DIRECTION: Nothing should be left out: output all of the entries exactly.

Collected data entries
◇ ◇ ◇ ◇

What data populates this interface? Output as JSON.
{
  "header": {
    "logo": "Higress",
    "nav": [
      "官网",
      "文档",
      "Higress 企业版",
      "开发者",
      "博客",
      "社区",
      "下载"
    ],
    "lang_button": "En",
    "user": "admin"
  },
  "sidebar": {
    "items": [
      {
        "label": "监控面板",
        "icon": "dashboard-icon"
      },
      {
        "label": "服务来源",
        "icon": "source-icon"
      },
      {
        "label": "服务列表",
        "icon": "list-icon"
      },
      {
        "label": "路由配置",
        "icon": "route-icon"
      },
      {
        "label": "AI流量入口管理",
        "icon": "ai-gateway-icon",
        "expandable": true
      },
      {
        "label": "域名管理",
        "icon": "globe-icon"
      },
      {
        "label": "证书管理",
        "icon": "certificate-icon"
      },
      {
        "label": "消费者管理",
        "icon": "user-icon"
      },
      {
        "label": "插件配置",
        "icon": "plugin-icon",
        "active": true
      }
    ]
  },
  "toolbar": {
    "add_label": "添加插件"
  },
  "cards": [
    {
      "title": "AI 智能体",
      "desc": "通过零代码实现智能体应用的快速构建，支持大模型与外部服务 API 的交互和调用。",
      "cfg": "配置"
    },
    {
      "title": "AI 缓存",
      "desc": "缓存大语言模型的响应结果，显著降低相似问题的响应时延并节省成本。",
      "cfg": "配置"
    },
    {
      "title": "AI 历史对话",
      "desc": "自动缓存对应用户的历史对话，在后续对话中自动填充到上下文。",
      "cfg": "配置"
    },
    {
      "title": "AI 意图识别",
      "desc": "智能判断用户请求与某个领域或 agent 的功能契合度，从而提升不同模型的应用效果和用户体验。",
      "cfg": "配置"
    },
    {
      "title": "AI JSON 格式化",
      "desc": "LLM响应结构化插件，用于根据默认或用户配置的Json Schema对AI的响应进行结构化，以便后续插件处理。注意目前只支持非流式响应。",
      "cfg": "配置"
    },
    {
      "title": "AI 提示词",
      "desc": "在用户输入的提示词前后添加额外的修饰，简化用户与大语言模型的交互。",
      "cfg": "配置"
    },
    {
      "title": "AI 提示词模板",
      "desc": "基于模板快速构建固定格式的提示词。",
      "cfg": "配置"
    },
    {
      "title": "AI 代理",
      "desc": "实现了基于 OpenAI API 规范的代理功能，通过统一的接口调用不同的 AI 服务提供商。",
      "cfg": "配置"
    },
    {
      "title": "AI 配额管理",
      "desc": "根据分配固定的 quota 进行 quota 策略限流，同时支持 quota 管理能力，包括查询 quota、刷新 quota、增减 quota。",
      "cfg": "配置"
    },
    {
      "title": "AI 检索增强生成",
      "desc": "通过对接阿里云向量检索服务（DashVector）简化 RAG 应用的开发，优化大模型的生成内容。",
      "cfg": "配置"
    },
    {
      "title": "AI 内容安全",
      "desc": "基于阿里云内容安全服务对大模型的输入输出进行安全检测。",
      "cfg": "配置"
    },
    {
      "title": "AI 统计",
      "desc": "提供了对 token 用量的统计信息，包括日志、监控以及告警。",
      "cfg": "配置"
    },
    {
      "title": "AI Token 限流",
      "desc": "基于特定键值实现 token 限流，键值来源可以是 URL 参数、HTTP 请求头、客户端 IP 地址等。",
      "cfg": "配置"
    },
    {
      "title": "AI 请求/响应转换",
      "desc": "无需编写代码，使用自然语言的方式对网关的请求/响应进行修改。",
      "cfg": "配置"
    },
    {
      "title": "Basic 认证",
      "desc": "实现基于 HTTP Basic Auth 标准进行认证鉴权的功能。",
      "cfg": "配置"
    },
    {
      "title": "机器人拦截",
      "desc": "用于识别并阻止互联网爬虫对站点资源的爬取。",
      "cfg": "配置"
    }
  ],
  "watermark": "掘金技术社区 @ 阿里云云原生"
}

◇ ◇ ◇ ◇

TASK OUTPUT:
What data populates this interface? Output as JSON.
{
  "header": {
    "logo": "Higress",
    "nav": [
      "官网",
      "文档",
      "Higress 企业版",
      "开发者",
      "博客",
      "社区",
      "下载"
    ],
    "lang_button": "En",
    "user": "admin"
  },
  "sidebar": {
    "items": [
      {
        "label": "监控面板",
        "icon": "dashboard-icon"
      },
      {
        "label": "服务来源",
        "icon": "source-icon"
      },
      {
        "label": "服务列表",
        "icon": "list-icon"
      },
      {
        "label": "路由配置",
        "icon": "route-icon"
      },
      {
        "label": "AI流量入口管理",
        "icon": "ai-gateway-icon",
        "expandable": true
      },
      {
        "label": "域名管理",
        "icon": "globe-icon"
      },
      {
        "label": "证书管理",
        "icon": "certificate-icon"
      },
      {
        "label": "消费者管理",
        "icon": "user-icon"
      },
      {
        "label": "插件配置",
        "icon": "plugin-icon",
        "active": true
      }
    ]
  },
  "toolbar": {
    "add_label": "添加插件"
  },
  "cards": [
    {
      "title": "AI 智能体",
      "desc": "通过零代码实现智能体应用的快速构建，支持大模型与外部服务 API 的交互和调用。",
      "cfg": "配置"
    },
    {
      "title": "AI 缓存",
      "desc": "缓存大语言模型的响应结果，显著降低相似问题的响应时延并节省成本。",
      "cfg": "配置"
    },
    {
      "title": "AI 历史对话",
      "desc": "自动缓存对应用户的历史对话，在后续对话中自动填充到上下文。",
      "cfg": "配置"
    },
    {
      "title": "AI 意图识别",
      "desc": "智能判断用户请求与某个领域或 agent 的功能契合度，从而提升不同模型的应用效果和用户体验。",
      "cfg": "配置"
    },
    {
      "title": "AI JSON 格式化",
      "desc": "LLM响应结构化插件，用于根据默认或用户配置的Json Schema对AI的响应进行结构化，以便后续插件处理。注意目前只支持非流式响应。",
      "cfg": "配置"
    },
    {
      "title": "AI 提示词",
      "desc": "在用户输入的提示词前后添加额外的修饰，简化用户与大语言模型的交互。",
      "cfg": "配置"
    },
    {
      "title": "AI 提示词模板",
      "desc": "基于模板快速构建固定格式的提示词。",
      "cfg": "配置"
    },
    {
      "title": "AI 代理",
      "desc": "实现了基于 OpenAI API 规范的代理功能，通过统一的接口调用不同的 AI 服务提供商。",
      "cfg": "配置"
    },
    {
      "title": "AI 配额管理",
      "desc": "根据分配固定的 quota 进行 quota 策略限流，同时支持 quota 管理能力，包括查询 quota、刷新 quota、增减 quota。",
      "cfg": "配置"
    },
    {
      "title": "AI 检索增强生成",
      "desc": "通过对接阿里云向量检索服务（DashVector）简化 RAG 应用的开发，优化大模型的生成内容。",
      "cfg": "配置"
    },
    {
      "title": "AI 内容安全",
      "desc": "基于阿里云内容安全服务对大模型的输入输出进行安全检测。",
      "cfg": "配置"
    },
    {
      "title": "AI 统计",
      "desc": "提供了对 token 用量的统计信息，包括日志、监控以及告警。",
      "cfg": "配置"
    },
    {
      "title": "AI Token 限流",
      "desc": "基于特定键值实现 token 限流，键值来源可以是 URL 参数、HTTP 请求头、客户端 IP 地址等。",
      "cfg": "配置"
    },
    {
      "title": "AI 请求/响应转换",
      "desc": "无需编写代码，使用自然语言的方式对网关的请求/响应进行修改。",
      "cfg": "配置"
    },
    {
      "title": "Basic 认证",
      "desc": "实现基于 HTTP Basic Auth 标准进行认证鉴权的功能。",
      "cfg": "配置"
    },
    {
      "title": "机器人拦截",
      "desc": "用于识别并阻止互联网爬虫对站点资源的爬取。",
      "cfg": "配置"
    }
  ],
  "watermark": "掘金技术社区 @ 阿里云云原生"
}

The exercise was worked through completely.